### Given information
**********

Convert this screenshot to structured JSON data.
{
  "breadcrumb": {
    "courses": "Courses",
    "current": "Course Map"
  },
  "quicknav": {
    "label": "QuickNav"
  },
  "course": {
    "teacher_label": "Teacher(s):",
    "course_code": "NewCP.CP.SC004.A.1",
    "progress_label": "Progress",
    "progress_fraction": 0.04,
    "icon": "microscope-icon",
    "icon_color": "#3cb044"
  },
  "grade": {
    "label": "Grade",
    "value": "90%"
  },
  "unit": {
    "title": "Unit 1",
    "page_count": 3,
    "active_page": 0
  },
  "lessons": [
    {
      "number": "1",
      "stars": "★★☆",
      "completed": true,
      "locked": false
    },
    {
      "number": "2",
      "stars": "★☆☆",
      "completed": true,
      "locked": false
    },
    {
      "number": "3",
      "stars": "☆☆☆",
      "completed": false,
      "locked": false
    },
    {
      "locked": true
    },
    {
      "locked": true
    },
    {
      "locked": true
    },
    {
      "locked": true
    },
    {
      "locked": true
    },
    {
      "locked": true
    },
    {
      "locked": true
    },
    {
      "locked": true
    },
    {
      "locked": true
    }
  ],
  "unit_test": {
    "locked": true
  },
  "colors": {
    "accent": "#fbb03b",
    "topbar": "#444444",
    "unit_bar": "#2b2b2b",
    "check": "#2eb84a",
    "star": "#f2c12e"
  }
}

**********

Exactly as written above, please repeat the entries.

### Result
Convert this screenshot to structured JSON data.
{
  "breadcrumb": {
    "courses": "Courses",
    "current": "Course Map"
  },
  "quicknav": {
    "label": "QuickNav"
  },
  "course": {
    "teacher_label": "Teacher(s):",
    "course_code": "NewCP.CP.SC004.A.1",
    "progress_label": "Progress",
    "progress_fraction": 0.04,
    "icon": "microscope-icon",
    "icon_color": "#3cb044"
  },
  "grade": {
    "label": "Grade",
    "value": "90%"
  },
  "unit": {
    "title": "Unit 1",
    "page_count": 3,
    "active_page": 0
  },
  "lessons": [
    {
      "number": "1",
      "stars": "★★☆",
      "completed": true,
      "locked": false
    },
    {
      "number": "2",
      "stars": "★☆☆",
      "completed": true,
      "locked": false
    },
    {
      "number": "3",
      "stars": "☆☆☆",
      "completed": false,
      "locked": false
    },
    {
      "locked": true
    },
    {
      "locked": true
    },
    {
      "locked": true
    },
    {
      "locked": true
    },
    {
      "locked": true
    },
    {
      "locked": true
    },
    {
      "locked": true
    },
    {
      "locked": true
    },
    {
      "locked": true
    }
  ],
  "unit_test": {
    "locked": true
  },
  "colors": {
    "accent": "#fbb03b",
    "topbar": "#444444",
    "unit_bar": "#2b2b2b",
    "check": "#2eb84a",
    "star": "#f2c12e"
  }
}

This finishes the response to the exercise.